*Raw data*.
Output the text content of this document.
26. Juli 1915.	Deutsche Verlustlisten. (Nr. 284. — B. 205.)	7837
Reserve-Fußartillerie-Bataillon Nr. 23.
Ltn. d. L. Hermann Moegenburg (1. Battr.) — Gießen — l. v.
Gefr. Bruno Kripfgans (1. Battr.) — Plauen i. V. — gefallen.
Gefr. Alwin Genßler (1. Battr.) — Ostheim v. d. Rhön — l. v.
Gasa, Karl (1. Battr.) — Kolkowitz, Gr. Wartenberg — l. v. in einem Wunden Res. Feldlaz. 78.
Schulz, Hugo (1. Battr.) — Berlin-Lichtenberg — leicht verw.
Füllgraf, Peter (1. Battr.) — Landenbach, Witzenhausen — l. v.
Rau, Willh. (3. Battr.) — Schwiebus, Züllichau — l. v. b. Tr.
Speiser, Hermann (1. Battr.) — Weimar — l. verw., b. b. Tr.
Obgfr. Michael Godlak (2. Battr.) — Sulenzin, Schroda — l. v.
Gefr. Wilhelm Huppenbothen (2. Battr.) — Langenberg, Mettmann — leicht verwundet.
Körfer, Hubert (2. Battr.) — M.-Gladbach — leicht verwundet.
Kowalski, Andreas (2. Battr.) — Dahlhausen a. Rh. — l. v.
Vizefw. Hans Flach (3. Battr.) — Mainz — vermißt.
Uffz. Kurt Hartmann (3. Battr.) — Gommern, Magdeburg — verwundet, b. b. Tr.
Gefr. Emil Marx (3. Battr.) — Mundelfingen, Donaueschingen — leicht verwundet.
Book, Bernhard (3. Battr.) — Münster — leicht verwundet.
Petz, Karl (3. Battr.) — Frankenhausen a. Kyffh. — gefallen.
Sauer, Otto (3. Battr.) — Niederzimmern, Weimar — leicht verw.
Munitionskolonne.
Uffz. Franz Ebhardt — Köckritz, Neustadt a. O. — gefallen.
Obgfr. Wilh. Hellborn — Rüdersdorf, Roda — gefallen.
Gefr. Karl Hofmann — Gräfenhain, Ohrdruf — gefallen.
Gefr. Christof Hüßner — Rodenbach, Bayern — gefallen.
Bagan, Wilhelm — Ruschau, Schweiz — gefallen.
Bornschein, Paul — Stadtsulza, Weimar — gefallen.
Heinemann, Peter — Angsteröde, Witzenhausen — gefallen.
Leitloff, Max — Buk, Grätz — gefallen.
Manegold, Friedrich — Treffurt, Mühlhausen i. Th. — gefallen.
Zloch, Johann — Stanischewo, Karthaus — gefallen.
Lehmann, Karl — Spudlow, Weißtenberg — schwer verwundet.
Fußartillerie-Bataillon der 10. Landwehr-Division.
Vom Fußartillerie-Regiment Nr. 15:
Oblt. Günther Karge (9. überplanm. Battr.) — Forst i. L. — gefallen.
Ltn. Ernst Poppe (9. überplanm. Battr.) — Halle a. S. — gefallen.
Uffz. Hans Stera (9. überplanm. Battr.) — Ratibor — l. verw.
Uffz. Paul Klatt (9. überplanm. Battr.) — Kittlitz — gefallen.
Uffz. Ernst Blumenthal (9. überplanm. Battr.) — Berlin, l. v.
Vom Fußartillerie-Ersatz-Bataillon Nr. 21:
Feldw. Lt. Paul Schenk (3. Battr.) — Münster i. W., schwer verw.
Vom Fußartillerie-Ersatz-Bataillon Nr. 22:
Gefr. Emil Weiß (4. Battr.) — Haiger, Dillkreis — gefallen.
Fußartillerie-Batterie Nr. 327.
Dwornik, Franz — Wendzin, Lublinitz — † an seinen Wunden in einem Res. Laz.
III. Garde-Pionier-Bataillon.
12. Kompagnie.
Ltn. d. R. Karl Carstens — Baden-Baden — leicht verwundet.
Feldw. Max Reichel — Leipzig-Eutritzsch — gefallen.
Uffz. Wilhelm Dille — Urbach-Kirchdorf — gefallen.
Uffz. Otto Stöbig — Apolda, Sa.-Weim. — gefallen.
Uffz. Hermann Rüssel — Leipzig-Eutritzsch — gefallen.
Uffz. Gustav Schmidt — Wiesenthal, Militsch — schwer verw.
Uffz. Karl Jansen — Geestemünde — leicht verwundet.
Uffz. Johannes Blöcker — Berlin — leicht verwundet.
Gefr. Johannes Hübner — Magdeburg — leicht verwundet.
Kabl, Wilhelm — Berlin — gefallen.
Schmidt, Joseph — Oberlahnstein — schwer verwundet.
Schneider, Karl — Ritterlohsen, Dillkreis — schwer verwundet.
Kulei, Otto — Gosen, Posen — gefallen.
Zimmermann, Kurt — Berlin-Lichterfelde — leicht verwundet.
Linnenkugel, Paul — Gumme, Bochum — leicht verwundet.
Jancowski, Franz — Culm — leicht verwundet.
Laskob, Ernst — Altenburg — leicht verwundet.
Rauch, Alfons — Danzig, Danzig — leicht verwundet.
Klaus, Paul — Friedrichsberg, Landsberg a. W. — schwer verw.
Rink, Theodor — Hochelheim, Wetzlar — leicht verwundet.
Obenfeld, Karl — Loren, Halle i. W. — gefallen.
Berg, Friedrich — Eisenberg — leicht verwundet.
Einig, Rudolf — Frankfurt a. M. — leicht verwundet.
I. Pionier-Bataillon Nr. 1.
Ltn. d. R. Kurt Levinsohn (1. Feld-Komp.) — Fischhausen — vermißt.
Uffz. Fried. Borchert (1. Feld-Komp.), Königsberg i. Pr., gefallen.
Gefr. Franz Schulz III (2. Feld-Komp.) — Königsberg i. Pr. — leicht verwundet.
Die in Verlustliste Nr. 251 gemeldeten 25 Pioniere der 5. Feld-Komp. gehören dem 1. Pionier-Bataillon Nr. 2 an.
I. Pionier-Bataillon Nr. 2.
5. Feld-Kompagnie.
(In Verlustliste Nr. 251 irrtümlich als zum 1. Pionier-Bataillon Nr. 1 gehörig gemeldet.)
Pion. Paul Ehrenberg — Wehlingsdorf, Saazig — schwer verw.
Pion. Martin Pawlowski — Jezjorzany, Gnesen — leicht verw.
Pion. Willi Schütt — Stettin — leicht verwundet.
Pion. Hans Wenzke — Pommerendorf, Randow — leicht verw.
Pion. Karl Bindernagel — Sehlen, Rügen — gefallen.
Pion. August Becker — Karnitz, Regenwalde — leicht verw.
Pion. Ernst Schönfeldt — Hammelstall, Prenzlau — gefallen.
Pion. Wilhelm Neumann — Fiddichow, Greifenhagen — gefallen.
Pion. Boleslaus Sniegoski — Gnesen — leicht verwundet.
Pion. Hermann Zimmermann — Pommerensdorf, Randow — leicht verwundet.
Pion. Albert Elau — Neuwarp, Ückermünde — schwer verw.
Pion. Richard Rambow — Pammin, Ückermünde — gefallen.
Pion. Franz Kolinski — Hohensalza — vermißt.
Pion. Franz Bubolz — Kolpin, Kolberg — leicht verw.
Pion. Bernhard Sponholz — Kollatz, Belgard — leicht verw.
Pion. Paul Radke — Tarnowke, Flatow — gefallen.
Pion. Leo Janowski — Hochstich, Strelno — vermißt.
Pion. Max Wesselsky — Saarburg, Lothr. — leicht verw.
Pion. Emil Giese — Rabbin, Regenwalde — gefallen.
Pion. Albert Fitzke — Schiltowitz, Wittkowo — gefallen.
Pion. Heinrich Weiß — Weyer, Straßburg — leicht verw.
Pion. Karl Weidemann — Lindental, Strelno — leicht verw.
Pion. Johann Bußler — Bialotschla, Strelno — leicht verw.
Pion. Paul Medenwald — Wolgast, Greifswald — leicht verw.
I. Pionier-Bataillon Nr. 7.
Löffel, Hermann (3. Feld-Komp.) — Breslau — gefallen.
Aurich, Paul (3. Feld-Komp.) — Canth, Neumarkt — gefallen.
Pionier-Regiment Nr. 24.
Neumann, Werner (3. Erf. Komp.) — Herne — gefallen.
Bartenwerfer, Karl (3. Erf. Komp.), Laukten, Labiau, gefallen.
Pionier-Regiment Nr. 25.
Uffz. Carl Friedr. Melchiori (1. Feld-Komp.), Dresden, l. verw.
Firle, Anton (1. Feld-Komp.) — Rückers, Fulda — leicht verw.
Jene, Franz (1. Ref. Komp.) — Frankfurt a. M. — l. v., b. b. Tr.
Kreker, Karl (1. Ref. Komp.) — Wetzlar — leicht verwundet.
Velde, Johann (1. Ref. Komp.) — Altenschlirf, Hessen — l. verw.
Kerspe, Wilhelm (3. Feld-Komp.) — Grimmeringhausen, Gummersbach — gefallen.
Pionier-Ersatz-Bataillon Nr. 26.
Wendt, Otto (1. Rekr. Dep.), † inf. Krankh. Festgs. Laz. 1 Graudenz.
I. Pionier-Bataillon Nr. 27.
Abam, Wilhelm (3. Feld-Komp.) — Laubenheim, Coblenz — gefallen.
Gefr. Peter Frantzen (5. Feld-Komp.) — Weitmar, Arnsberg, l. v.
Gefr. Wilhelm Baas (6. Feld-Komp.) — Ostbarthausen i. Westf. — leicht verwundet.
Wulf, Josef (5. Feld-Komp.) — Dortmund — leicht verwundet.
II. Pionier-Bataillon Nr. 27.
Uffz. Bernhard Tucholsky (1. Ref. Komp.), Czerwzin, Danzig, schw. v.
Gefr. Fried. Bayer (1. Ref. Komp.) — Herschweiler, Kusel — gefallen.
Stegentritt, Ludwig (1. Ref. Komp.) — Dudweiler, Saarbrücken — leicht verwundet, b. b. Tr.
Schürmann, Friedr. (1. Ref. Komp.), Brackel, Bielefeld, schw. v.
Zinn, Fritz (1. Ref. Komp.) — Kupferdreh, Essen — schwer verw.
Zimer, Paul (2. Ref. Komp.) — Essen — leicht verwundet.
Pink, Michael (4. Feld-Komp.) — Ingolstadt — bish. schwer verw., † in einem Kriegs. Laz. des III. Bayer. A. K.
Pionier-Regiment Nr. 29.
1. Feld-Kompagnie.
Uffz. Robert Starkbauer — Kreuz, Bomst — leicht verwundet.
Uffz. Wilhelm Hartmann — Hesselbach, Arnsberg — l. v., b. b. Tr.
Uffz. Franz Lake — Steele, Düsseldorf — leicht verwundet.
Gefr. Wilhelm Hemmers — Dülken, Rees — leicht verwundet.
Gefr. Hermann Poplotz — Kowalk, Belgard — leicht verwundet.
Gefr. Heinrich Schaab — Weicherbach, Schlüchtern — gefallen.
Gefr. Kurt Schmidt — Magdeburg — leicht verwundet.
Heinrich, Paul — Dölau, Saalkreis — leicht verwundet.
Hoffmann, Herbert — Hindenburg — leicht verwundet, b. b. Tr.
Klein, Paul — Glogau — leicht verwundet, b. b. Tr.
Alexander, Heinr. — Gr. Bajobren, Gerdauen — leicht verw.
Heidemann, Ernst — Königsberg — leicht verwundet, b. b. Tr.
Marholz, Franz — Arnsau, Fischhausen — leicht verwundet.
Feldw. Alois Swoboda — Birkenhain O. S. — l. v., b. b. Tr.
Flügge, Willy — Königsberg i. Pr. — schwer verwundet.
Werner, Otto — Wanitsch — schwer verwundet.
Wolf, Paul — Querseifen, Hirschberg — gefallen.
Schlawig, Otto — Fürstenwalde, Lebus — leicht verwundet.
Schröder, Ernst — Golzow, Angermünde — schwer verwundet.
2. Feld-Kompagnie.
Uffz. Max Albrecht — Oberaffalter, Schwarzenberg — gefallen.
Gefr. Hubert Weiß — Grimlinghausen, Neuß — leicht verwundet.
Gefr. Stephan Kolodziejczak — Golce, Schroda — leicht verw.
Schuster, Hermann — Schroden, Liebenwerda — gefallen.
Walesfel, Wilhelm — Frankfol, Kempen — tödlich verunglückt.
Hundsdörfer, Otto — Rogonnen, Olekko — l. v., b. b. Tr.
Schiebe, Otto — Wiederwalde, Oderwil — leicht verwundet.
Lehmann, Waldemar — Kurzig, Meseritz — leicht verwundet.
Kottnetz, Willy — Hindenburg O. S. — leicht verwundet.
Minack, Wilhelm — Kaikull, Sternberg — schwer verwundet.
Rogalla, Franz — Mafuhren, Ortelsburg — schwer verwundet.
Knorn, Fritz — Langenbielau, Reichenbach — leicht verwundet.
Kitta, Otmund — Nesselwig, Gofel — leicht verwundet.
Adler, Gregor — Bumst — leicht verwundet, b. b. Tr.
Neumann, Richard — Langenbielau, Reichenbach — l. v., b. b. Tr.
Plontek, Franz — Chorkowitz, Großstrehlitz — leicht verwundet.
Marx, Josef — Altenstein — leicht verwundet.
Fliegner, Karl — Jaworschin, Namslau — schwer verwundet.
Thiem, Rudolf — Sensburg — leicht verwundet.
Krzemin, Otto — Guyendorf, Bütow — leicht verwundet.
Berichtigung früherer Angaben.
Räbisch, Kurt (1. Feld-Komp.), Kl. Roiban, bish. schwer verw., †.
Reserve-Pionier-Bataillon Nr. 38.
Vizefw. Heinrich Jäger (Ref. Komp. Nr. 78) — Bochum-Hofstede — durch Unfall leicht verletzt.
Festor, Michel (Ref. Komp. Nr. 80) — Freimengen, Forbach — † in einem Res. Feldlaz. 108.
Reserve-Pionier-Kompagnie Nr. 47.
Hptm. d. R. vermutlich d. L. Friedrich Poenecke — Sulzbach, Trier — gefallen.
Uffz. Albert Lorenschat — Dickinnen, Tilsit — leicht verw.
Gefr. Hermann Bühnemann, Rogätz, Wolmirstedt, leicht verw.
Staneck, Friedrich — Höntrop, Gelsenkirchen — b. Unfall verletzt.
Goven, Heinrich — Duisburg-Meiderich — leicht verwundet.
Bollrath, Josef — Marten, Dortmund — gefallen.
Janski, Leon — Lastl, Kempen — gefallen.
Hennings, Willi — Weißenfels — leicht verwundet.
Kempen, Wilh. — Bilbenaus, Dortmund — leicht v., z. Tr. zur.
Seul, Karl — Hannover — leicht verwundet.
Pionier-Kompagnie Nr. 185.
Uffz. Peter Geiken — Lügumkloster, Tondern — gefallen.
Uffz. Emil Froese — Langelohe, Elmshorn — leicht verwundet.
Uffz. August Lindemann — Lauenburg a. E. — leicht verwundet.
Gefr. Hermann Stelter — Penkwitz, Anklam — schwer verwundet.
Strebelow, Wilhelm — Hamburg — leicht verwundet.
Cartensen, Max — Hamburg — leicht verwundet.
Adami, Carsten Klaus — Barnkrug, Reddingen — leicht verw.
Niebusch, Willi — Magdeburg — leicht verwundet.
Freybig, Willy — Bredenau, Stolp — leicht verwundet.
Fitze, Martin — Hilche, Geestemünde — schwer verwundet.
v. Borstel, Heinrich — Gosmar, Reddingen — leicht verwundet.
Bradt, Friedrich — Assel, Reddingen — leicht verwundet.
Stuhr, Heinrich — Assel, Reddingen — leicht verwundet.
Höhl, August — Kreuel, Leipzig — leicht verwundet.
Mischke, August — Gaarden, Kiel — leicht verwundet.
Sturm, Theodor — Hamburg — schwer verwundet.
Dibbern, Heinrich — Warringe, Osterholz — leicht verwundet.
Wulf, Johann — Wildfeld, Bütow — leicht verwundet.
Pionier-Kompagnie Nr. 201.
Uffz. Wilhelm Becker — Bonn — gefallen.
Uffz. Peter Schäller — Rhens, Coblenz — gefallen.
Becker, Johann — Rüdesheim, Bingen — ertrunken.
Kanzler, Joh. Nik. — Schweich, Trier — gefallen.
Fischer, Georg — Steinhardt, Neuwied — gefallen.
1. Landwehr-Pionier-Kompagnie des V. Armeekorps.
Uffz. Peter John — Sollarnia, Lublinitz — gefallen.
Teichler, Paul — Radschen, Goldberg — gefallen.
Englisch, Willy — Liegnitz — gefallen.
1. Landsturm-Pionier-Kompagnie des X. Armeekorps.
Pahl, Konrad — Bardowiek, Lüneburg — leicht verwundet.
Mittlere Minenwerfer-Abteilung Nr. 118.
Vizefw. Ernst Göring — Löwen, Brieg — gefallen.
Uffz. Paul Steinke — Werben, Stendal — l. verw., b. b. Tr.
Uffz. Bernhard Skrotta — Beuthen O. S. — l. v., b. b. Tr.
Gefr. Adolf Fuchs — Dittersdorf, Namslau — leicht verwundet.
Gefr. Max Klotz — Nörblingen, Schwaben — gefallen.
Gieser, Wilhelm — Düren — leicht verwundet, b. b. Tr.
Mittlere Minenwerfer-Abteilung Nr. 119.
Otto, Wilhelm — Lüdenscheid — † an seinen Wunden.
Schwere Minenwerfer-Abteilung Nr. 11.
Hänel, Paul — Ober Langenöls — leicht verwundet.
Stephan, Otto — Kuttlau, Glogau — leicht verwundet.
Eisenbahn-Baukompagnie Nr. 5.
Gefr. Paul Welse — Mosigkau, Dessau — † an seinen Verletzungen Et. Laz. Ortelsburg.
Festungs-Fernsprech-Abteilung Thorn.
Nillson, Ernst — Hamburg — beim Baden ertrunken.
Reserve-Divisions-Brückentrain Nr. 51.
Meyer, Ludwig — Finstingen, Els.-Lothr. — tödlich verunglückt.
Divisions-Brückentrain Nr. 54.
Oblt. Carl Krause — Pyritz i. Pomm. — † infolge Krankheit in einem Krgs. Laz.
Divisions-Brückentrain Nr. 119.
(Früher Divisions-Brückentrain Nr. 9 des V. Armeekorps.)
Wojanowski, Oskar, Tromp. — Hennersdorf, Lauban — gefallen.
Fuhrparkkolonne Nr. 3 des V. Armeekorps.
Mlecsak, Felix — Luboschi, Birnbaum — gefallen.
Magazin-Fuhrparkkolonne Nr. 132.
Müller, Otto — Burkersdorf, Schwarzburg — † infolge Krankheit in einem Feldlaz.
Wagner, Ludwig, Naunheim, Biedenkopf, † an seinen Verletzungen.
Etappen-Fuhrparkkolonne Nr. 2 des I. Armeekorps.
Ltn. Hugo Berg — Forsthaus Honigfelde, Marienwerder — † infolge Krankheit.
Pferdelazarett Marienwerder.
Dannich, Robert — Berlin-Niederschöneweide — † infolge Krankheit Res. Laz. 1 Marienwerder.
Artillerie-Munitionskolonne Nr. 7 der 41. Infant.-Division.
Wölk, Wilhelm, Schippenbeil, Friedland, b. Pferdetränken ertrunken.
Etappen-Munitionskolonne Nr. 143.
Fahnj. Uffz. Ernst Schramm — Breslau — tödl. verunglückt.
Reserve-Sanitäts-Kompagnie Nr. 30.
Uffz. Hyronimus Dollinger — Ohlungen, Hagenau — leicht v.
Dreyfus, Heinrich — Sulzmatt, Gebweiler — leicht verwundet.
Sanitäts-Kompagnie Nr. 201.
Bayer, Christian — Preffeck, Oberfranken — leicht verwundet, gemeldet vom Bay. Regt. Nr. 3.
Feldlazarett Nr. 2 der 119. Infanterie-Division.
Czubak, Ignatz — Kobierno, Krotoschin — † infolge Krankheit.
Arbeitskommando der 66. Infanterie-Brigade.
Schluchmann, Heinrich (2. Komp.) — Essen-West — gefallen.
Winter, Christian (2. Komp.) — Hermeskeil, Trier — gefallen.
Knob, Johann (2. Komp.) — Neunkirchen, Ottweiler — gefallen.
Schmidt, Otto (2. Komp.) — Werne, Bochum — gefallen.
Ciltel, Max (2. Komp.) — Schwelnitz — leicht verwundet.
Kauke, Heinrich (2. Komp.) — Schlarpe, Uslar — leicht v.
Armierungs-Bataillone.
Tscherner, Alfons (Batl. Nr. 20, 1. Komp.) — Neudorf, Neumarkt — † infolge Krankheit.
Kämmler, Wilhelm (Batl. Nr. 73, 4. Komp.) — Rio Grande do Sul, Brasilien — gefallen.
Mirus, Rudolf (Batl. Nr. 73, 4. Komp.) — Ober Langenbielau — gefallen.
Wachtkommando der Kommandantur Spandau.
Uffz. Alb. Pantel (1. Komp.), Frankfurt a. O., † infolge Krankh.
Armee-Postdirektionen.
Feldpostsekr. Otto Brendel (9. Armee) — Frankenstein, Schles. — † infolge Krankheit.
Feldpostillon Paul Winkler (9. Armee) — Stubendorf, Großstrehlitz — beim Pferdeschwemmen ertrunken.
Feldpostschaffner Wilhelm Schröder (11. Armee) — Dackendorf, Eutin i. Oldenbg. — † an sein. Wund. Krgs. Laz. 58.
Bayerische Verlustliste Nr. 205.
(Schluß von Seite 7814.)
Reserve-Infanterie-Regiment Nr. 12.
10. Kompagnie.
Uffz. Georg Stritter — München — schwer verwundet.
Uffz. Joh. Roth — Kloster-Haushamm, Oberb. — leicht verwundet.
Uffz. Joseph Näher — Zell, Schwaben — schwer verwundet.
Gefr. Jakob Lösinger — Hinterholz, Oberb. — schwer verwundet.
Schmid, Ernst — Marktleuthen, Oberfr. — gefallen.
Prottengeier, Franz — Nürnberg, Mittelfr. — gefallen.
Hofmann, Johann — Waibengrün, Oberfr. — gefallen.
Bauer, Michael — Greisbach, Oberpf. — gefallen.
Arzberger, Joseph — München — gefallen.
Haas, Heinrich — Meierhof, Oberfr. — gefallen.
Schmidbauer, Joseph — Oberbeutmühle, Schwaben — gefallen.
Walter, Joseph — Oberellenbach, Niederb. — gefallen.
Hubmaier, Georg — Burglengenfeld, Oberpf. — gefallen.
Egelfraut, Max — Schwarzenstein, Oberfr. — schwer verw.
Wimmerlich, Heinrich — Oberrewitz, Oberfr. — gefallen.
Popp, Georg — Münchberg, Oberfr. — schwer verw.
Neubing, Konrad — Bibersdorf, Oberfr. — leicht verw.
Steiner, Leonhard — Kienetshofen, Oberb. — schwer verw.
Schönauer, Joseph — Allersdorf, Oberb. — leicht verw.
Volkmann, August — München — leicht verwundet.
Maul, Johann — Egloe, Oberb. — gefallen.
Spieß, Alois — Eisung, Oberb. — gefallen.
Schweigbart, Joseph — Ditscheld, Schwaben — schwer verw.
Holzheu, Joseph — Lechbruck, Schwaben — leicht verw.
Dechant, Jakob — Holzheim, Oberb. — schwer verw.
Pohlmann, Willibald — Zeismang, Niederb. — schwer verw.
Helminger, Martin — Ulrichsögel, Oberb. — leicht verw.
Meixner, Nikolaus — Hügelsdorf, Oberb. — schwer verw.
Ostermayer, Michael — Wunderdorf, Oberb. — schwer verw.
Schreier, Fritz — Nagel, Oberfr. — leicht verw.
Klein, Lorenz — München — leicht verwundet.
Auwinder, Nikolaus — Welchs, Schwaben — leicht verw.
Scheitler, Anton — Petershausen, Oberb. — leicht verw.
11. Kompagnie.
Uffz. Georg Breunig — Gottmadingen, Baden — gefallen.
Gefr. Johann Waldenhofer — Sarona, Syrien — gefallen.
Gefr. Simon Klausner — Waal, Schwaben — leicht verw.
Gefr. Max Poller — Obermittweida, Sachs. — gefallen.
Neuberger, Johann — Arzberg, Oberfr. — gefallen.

*What needs to be done*. Show the lines where the word "Assel" appears in the entries.

*Completed exercise*.
Bradt, Friedrich — Assel, Reddingen — leicht verwundet.
Stuhr, Heinrich — Assel, Reddingen — leicht verwundet.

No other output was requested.